Dataset items:
____

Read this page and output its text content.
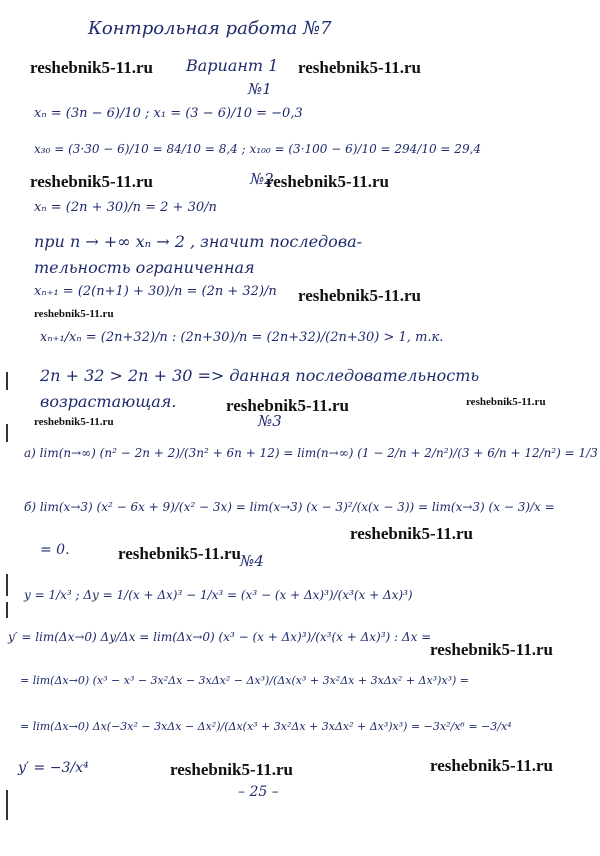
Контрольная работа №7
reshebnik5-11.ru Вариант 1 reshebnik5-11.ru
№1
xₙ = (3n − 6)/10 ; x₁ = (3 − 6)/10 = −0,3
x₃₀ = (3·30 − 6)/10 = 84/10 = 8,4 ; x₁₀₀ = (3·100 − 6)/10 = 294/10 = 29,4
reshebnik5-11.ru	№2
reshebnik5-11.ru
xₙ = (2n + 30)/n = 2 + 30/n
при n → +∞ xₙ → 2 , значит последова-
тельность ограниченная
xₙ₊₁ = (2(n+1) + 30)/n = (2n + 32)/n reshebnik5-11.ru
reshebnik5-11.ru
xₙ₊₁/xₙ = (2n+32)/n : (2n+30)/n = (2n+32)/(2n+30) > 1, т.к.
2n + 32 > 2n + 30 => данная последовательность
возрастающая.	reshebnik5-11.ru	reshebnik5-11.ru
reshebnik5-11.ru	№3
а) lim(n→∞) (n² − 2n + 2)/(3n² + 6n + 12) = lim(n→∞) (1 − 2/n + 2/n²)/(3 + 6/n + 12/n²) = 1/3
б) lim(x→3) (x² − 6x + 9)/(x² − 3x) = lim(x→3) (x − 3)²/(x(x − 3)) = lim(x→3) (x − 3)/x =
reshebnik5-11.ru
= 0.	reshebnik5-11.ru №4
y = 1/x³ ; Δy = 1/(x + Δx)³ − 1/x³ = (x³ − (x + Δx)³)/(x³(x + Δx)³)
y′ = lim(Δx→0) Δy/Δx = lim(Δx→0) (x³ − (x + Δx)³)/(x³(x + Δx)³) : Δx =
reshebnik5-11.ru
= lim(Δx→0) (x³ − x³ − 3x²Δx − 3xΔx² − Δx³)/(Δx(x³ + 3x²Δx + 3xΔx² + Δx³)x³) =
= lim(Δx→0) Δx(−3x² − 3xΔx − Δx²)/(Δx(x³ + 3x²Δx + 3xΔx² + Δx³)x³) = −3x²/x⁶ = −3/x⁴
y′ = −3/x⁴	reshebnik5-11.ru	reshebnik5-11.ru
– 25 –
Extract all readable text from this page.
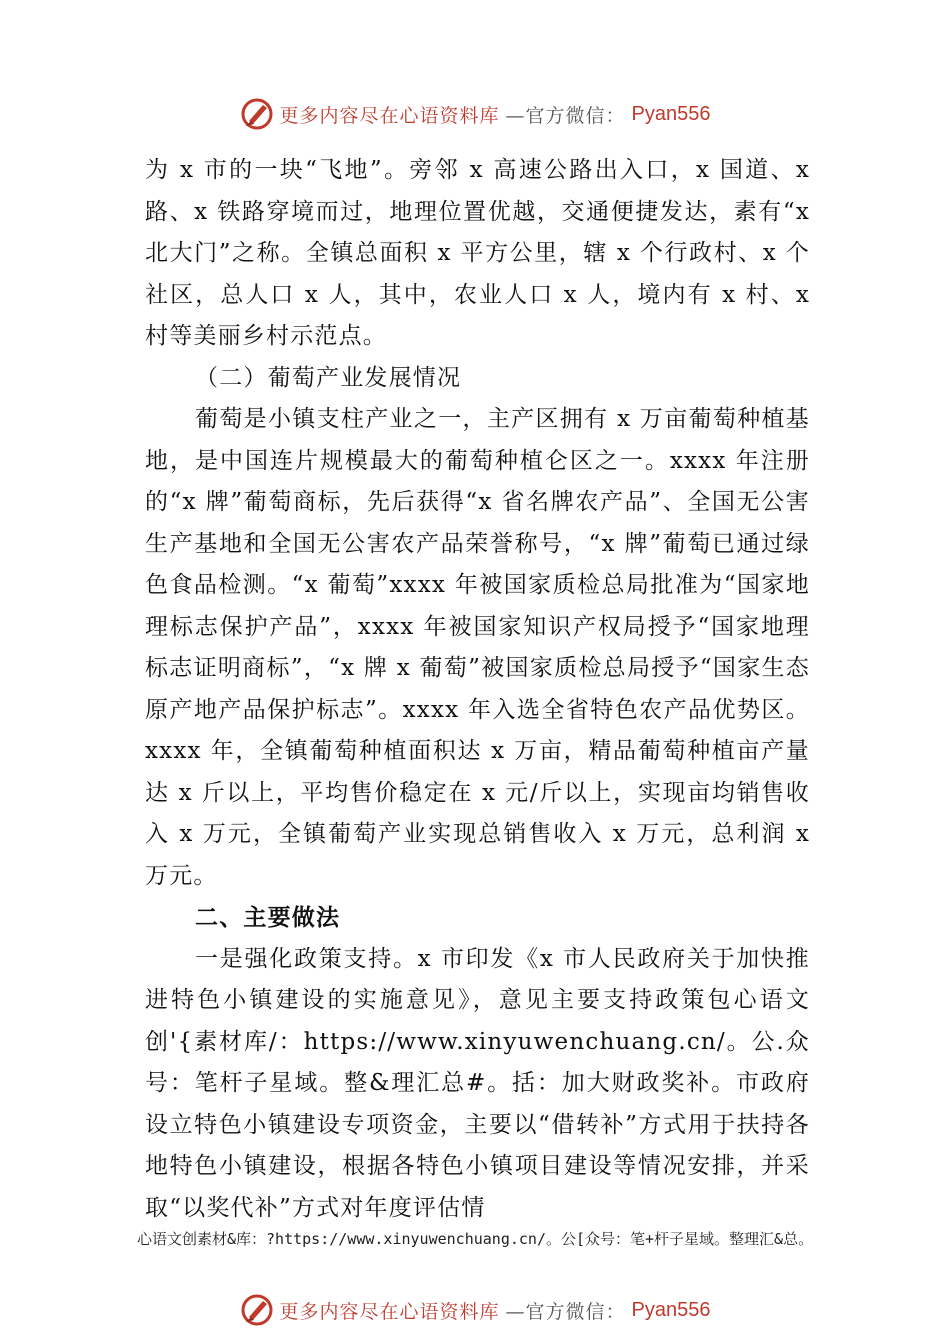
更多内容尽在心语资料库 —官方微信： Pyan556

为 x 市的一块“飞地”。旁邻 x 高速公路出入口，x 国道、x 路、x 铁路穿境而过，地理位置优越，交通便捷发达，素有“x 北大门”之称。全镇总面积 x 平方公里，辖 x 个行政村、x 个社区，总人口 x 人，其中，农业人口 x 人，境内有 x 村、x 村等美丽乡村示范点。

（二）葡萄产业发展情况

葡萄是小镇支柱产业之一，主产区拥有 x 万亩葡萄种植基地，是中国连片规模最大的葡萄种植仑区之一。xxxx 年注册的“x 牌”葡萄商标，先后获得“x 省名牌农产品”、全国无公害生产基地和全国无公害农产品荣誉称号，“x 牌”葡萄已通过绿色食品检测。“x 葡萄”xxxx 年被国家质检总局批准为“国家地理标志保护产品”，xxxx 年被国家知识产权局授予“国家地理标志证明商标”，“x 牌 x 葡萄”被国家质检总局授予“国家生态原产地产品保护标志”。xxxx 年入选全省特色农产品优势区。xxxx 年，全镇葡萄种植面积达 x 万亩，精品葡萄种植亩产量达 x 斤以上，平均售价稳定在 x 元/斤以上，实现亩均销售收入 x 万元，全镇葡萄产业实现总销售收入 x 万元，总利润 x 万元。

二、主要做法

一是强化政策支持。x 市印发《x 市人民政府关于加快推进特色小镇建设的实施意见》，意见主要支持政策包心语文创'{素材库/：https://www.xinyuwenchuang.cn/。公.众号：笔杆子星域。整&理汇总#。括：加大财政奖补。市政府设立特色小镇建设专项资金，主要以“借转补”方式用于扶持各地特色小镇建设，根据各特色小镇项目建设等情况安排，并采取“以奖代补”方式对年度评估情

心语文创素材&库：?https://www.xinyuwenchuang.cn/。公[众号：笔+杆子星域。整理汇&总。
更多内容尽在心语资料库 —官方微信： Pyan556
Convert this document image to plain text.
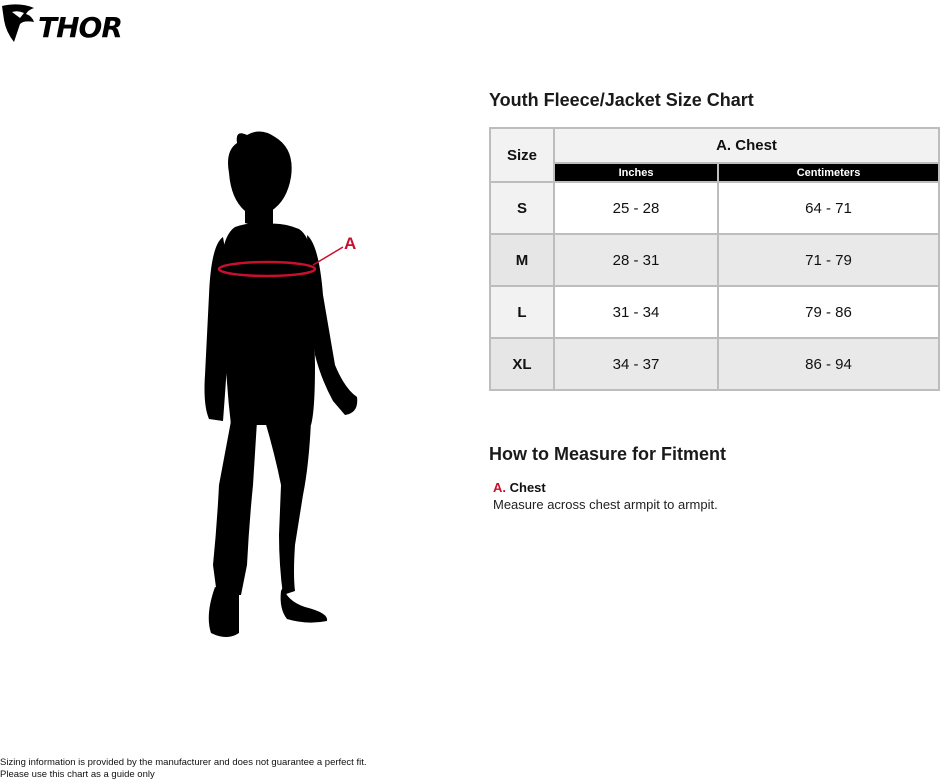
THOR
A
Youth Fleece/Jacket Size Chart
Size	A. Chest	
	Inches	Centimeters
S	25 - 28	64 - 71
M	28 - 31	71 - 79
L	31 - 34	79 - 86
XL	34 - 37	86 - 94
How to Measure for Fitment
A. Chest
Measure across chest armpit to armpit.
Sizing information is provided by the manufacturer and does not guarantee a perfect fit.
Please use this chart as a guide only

____

Task details:
Every entry must be transcribed exactly. Pictures do not belong in the copy.

Solved problem:
Read this page and output its text content.
Контрольная работа №7
reshebnik5-11.ru Вариант 1 reshebnik5-11.ru
№1
xₙ = (3n − 6)/10 ; x₁ = (3 − 6)/10 = −0,3
x₃₀ = (3·30 − 6)/10 = 84/10 = 8,4 ; x₁₀₀ = (3·100 − 6)/10 = 294/10 = 29,4
reshebnik5-11.ru	№2
reshebnik5-11.ru
xₙ = (2n + 30)/n = 2 + 30/n
при n → +∞ xₙ → 2 , значит последова-
тельность ограниченная
xₙ₊₁ = (2(n+1) + 30)/n = (2n + 32)/n reshebnik5-11.ru
reshebnik5-11.ru
xₙ₊₁/xₙ = (2n+32)/n : (2n+30)/n = (2n+32)/(2n+30) > 1, т.к.
2n + 32 > 2n + 30 => данная последовательность
возрастающая.	reshebnik5-11.ru	reshebnik5-11.ru
reshebnik5-11.ru	№3
а) lim(n→∞) (n² − 2n + 2)/(3n² + 6n + 12) = lim(n→∞) (1 − 2/n + 2/n²)/(3 + 6/n + 12/n²) = 1/3
б) lim(x→3) (x² − 6x + 9)/(x² − 3x) = lim(x→3) (x − 3)²/(x(x − 3)) = lim(x→3) (x − 3)/x =
reshebnik5-11.ru
= 0.	reshebnik5-11.ru №4
y = 1/x³ ; Δy = 1/(x + Δx)³ − 1/x³ = (x³ − (x + Δx)³)/(x³(x + Δx)³)
y′ = lim(Δx→0) Δy/Δx = lim(Δx→0) (x³ − (x + Δx)³)/(x³(x + Δx)³) : Δx =
reshebnik5-11.ru
= lim(Δx→0) (x³ − x³ − 3x²Δx − 3xΔx² − Δx³)/(Δx(x³ + 3x²Δx + 3xΔx² + Δx³)x³) =
= lim(Δx→0) Δx(−3x² − 3xΔx − Δx²)/(Δx(x³ + 3x²Δx + 3xΔx² + Δx³)x³) = −3x²/x⁶ = −3/x⁴
y′ = −3/x⁴	reshebnik5-11.ru	reshebnik5-11.ru
– 25 –
Extract all readable text from this page.
更多内容尽在心语资料库 —官方微信： Pyan556

为 x 市的一块“飞地”。旁邻 x 高速公路出入口，x 国道、x 路、x 铁路穿境而过，地理位置优越，交通便捷发达，素有“x 北大门”之称。全镇总面积 x 平方公里，辖 x 个行政村、x 个社区，总人口 x 人，其中，农业人口 x 人，境内有 x 村、x 村等美丽乡村示范点。

（二）葡萄产业发展情况

葡萄是小镇支柱产业之一，主产区拥有 x 万亩葡萄种植基地，是中国连片规模最大的葡萄种植仑区之一。xxxx 年注册的“x 牌”葡萄商标，先后获得“x 省名牌农产品”、全国无公害生产基地和全国无公害农产品荣誉称号，“x 牌”葡萄已通过绿色食品检测。“x 葡萄”xxxx 年被国家质检总局批准为“国家地理标志保护产品”，xxxx 年被国家知识产权局授予“国家地理标志证明商标”，“x 牌 x 葡萄”被国家质检总局授予“国家生态原产地产品保护标志”。xxxx 年入选全省特色农产品优势区。xxxx 年，全镇葡萄种植面积达 x 万亩，精品葡萄种植亩产量达 x 斤以上，平均售价稳定在 x 元/斤以上，实现亩均销售收入 x 万元，全镇葡萄产业实现总销售收入 x 万元，总利润 x 万元。

二、主要做法

一是强化政策支持。x 市印发《x 市人民政府关于加快推进特色小镇建设的实施意见》，意见主要支持政策包心语文创'{素材库/：https://www.xinyuwenchuang.cn/。公.众号：笔杆子星域。整&理汇总#。括：加大财政奖补。市政府设立特色小镇建设专项资金，主要以“借转补”方式用于扶持各地特色小镇建设，根据各特色小镇项目建设等情况安排，并采取“以奖代补”方式对年度评估情

心语文创素材&库：?https://www.xinyuwenchuang.cn/。公[众号：笔+杆子星域。整理汇&总。
更多内容尽在心语资料库 —官方微信： Pyan556
Convert this document image to plain text.
THOR
A
Youth Fleece/Jacket Size Chart
Size	A. Chest	
	Inches	Centimeters
S	25 - 28	64 - 71
M	28 - 31	71 - 79
L	31 - 34	79 - 86
XL	34 - 37	86 - 94
How to Measure for Fitment
A. Chest
Measure across chest armpit to armpit.
Sizing information is provided by the manufacturer and does not guarantee a perfect fit.
Please use this chart as a guide only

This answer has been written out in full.